_Brief_: Here are some records; return them all exactly.

--- begin ---

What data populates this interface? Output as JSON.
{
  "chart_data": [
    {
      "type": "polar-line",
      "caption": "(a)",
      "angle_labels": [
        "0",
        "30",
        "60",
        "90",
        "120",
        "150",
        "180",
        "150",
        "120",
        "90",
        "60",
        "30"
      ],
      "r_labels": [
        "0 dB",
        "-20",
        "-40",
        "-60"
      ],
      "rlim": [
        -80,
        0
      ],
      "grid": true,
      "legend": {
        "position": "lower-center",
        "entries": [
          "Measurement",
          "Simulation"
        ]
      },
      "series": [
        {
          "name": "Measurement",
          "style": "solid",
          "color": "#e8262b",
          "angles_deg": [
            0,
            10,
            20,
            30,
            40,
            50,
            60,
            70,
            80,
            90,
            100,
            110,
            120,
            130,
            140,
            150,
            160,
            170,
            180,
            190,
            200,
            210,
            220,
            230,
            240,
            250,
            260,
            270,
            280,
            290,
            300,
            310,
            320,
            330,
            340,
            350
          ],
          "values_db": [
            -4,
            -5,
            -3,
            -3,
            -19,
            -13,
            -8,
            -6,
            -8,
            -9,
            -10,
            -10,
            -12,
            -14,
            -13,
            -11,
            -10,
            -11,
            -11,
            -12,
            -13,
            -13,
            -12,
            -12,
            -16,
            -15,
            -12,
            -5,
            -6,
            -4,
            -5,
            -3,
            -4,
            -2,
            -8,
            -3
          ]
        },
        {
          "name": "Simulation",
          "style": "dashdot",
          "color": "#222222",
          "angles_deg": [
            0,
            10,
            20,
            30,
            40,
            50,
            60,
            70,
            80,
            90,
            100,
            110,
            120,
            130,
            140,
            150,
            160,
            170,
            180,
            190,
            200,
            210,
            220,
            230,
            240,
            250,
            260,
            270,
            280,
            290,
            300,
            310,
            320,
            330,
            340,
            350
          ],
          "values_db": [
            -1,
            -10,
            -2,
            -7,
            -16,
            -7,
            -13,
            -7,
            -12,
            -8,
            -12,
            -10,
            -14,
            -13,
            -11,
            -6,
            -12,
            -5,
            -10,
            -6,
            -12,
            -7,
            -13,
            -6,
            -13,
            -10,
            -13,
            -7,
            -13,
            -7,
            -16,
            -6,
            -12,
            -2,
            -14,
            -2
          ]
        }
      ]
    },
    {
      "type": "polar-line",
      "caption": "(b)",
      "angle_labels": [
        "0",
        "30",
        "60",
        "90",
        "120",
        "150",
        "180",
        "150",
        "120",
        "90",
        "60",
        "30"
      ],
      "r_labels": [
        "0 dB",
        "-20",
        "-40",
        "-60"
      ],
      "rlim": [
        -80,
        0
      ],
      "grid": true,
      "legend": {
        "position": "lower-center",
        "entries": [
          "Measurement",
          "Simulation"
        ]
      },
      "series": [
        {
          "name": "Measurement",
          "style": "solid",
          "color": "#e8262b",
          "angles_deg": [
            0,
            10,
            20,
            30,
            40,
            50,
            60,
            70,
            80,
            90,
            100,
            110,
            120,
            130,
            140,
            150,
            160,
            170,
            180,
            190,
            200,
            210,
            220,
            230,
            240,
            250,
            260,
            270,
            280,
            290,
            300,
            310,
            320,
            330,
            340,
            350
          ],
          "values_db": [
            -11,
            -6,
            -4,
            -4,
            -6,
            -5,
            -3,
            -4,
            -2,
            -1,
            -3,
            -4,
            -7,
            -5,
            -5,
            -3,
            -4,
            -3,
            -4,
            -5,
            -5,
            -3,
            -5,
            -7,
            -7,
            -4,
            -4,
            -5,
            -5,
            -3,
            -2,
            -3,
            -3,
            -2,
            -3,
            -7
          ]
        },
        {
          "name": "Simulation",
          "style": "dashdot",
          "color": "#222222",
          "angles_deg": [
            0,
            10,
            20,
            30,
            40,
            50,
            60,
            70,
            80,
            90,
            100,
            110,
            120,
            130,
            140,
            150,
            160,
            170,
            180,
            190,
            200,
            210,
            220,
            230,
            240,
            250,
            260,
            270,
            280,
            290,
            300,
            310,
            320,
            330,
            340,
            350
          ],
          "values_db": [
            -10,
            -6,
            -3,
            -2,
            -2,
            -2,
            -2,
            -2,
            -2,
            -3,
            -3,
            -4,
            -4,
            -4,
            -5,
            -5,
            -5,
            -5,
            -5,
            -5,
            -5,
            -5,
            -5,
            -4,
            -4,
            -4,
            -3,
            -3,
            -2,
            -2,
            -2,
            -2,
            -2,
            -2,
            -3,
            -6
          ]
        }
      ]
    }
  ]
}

--- end ---

_Response_:
What data populates this interface? Output as JSON.
{
  "chart_data": [
    {
      "type": "polar-line",
      "caption": "(a)",
      "angle_labels": [
        "0",
        "30",
        "60",
        "90",
        "120",
        "150",
        "180",
        "150",
        "120",
        "90",
        "60",
        "30"
      ],
      "r_labels": [
        "0 dB",
        "-20",
        "-40",
        "-60"
      ],
      "rlim": [
        -80,
        0
      ],
      "grid": true,
      "legend": {
        "position": "lower-center",
        "entries": [
          "Measurement",
          "Simulation"
        ]
      },
      "series": [
        {
          "name": "Measurement",
          "style": "solid",
          "color": "#e8262b",
          "angles_deg": [
            0,
            10,
            20,
            30,
            40,
            50,
            60,
            70,
            80,
            90,
            100,
            110,
            120,
            130,
            140,
            150,
            160,
            170,
            180,
            190,
            200,
            210,
            220,
            230,
            240,
            250,
            260,
            270,
            280,
            290,
            300,
            310,
            320,
            330,
            340,
            350
          ],
          "values_db": [
            -4,
            -5,
            -3,
            -3,
            -19,
            -13,
            -8,
            -6,
            -8,
            -9,
            -10,
            -10,
            -12,
            -14,
            -13,
            -11,
            -10,
            -11,
            -11,
            -12,
            -13,
            -13,
            -12,
            -12,
            -16,
            -15,
            -12,
            -5,
            -6,
            -4,
            -5,
            -3,
            -4,
            -2,
            -8,
            -3
          ]
        },
        {
          "name": "Simulation",
          "style": "dashdot",
          "color": "#222222",
          "angles_deg": [
            0,
            10,
            20,
            30,
            40,
            50,
            60,
            70,
            80,
            90,
            100,
            110,
            120,
            130,
            140,
            150,
            160,
            170,
            180,
            190,
            200,
            210,
            220,
            230,
            240,
            250,
            260,
            270,
            280,
            290,
            300,
            310,
            320,
            330,
            340,
            350
          ],
          "values_db": [
            -1,
            -10,
            -2,
            -7,
            -16,
            -7,
            -13,
            -7,
            -12,
            -8,
            -12,
            -10,
            -14,
            -13,
            -11,
            -6,
            -12,
            -5,
            -10,
            -6,
            -12,
            -7,
            -13,
            -6,
            -13,
            -10,
            -13,
            -7,
            -13,
            -7,
            -16,
            -6,
            -12,
            -2,
            -14,
            -2
          ]
        }
      ]
    },
    {
      "type": "polar-line",
      "caption": "(b)",
      "angle_labels": [
        "0",
        "30",
        "60",
        "90",
        "120",
        "150",
        "180",
        "150",
        "120",
        "90",
        "60",
        "30"
      ],
      "r_labels": [
        "0 dB",
        "-20",
        "-40",
        "-60"
      ],
      "rlim": [
        -80,
        0
      ],
      "grid": true,
      "legend": {
        "position": "lower-center",
        "entries": [
          "Measurement",
          "Simulation"
        ]
      },
      "series": [
        {
          "name": "Measurement",
          "style": "solid",
          "color": "#e8262b",
          "angles_deg": [
            0,
            10,
            20,
            30,
            40,
            50,
            60,
            70,
            80,
            90,
            100,
            110,
            120,
            130,
            140,
            150,
            160,
            170,
            180,
            190,
            200,
            210,
            220,
            230,
            240,
            250,
            260,
            270,
            280,
            290,
            300,
            310,
            320,
            330,
            340,
            350
          ],
          "values_db": [
            -11,
            -6,
            -4,
            -4,
            -6,
            -5,
            -3,
            -4,
            -2,
            -1,
            -3,
            -4,
            -7,
            -5,
            -5,
            -3,
            -4,
            -3,
            -4,
            -5,
            -5,
            -3,
            -5,
            -7,
            -7,
            -4,
            -4,
            -5,
            -5,
            -3,
            -2,
            -3,
            -3,
            -2,
            -3,
            -7
          ]
        },
        {
          "name": "Simulation",
          "style": "dashdot",
          "color": "#222222",
          "angles_deg": [
            0,
            10,
            20,
            30,
            40,
            50,
            60,
            70,
            80,
            90,
            100,
            110,
            120,
            130,
            140,
            150,
            160,
            170,
            180,
            190,
            200,
            210,
            220,
            230,
            240,
            250,
            260,
            270,
            280,
            290,
            300,
            310,
            320,
            330,
            340,
            350
          ],
          "values_db": [
            -10,
            -6,
            -3,
            -2,
            -2,
            -2,
            -2,
            -2,
            -2,
            -3,
            -3,
            -4,
            -4,
            -4,
            -5,
            -5,
            -5,
            -5,
            -5,
            -5,
            -5,
            -5,
            -5,
            -4,
            -4,
            -4,
            -3,
            -3,
            -2,
            -2,
            -2,
            -2,
            -2,
            -2,
            -3,
            -6
          ]
        }
      ]
    }
  ]
}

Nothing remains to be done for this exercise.